_WORK TO COMPLETE_
Pictures should be excluded; otherwise, copy every entry exactly.

Records:
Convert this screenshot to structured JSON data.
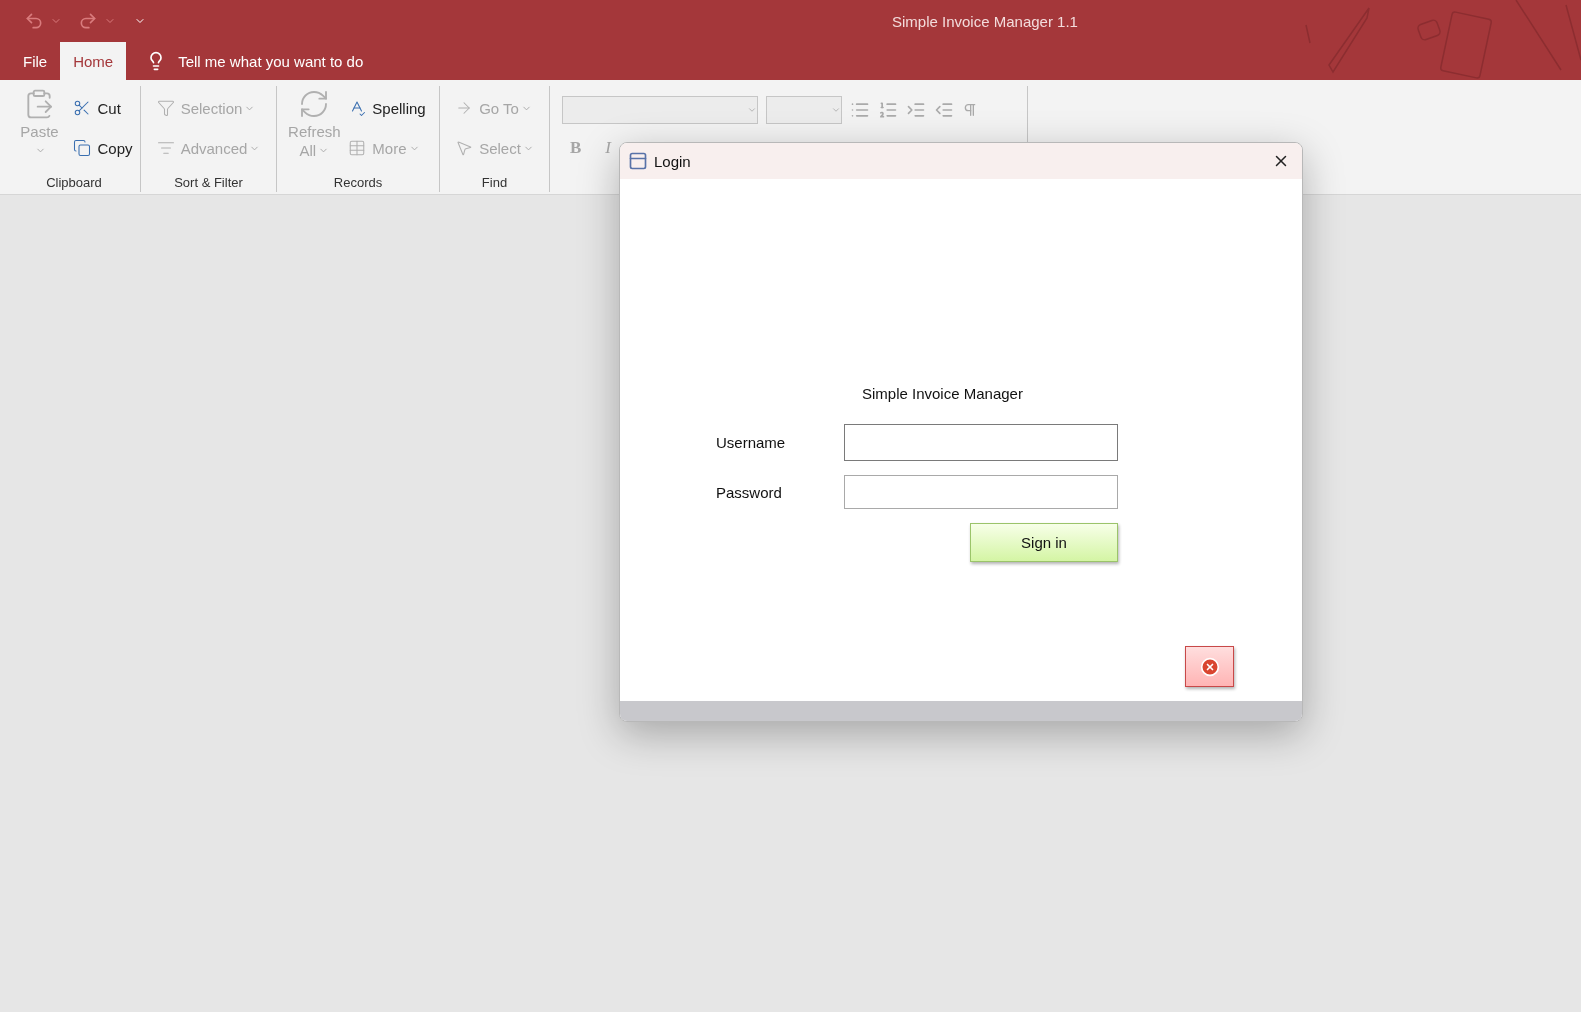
{
  "window": {
    "title": "Simple Invoice Manager 1.1"
  },
  "tabs": [
    {
      "label": "File",
      "selected": false
    },
    {
      "label": "Home",
      "selected": true
    }
  ],
  "tell_me": {
    "placeholder": "Tell me what you want to do"
  },
  "ribbon": {
    "groups": [
      {
        "name": "Clipboard",
        "commands": [
          {
            "label": "Paste",
            "kind": "large",
            "disabled": true,
            "dropdown": true
          },
          {
            "label": "Cut",
            "kind": "small",
            "disabled": false,
            "dropdown": false
          },
          {
            "label": "Copy",
            "kind": "small",
            "disabled": false,
            "dropdown": false
          }
        ]
      },
      {
        "name": "Sort & Filter",
        "commands": [
          {
            "label": "Selection",
            "kind": "small",
            "disabled": true,
            "dropdown": true
          },
          {
            "label": "Advanced",
            "kind": "small",
            "disabled": true,
            "dropdown": true
          }
        ]
      },
      {
        "name": "Records",
        "commands": [
          {
            "label": "Refresh All",
            "kind": "large",
            "disabled": true,
            "dropdown": true
          },
          {
            "label": "Spelling",
            "kind": "small",
            "disabled": false,
            "dropdown": false
          },
          {
            "label": "More",
            "kind": "small",
            "disabled": true,
            "dropdown": true
          }
        ]
      },
      {
        "name": "Find",
        "commands": [
          {
            "label": "Go To",
            "kind": "small",
            "disabled": true,
            "dropdown": true
          },
          {
            "label": "Select",
            "kind": "small",
            "disabled": true,
            "dropdown": true
          }
        ]
      }
    ],
    "format": {
      "bold": "B",
      "italic": "I"
    }
  },
  "dialog": {
    "title": "Login",
    "heading": "Simple Invoice Manager",
    "fields": [
      {
        "label": "Username",
        "focused": true
      },
      {
        "label": "Password",
        "focused": false
      }
    ],
    "submit": "Sign in"
  }
}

_FULL OUTPUT_
Convert this screenshot to structured JSON data.
{
  "window": {
    "title": "Simple Invoice Manager 1.1"
  },
  "tabs": [
    {
      "label": "File",
      "selected": false
    },
    {
      "label": "Home",
      "selected": true
    }
  ],
  "tell_me": {
    "placeholder": "Tell me what you want to do"
  },
  "ribbon": {
    "groups": [
      {
        "name": "Clipboard",
        "commands": [
          {
            "label": "Paste",
            "kind": "large",
            "disabled": true,
            "dropdown": true
          },
          {
            "label": "Cut",
            "kind": "small",
            "disabled": false,
            "dropdown": false
          },
          {
            "label": "Copy",
            "kind": "small",
            "disabled": false,
            "dropdown": false
          }
        ]
      },
      {
        "name": "Sort & Filter",
        "commands": [
          {
            "label": "Selection",
            "kind": "small",
            "disabled": true,
            "dropdown": true
          },
          {
            "label": "Advanced",
            "kind": "small",
            "disabled": true,
            "dropdown": true
          }
        ]
      },
      {
        "name": "Records",
        "commands": [
          {
            "label": "Refresh All",
            "kind": "large",
            "disabled": true,
            "dropdown": true
          },
          {
            "label": "Spelling",
            "kind": "small",
            "disabled": false,
            "dropdown": false
          },
          {
            "label": "More",
            "kind": "small",
            "disabled": true,
            "dropdown": true
          }
        ]
      },
      {
        "name": "Find",
        "commands": [
          {
            "label": "Go To",
            "kind": "small",
            "disabled": true,
            "dropdown": true
          },
          {
            "label": "Select",
            "kind": "small",
            "disabled": true,
            "dropdown": true
          }
        ]
      }
    ],
    "format": {
      "bold": "B",
      "italic": "I"
    }
  },
  "dialog": {
    "title": "Login",
    "heading": "Simple Invoice Manager",
    "fields": [
      {
        "label": "Username",
        "focused": true
      },
      {
        "label": "Password",
        "focused": false
      }
    ],
    "submit": "Sign in"
  }
}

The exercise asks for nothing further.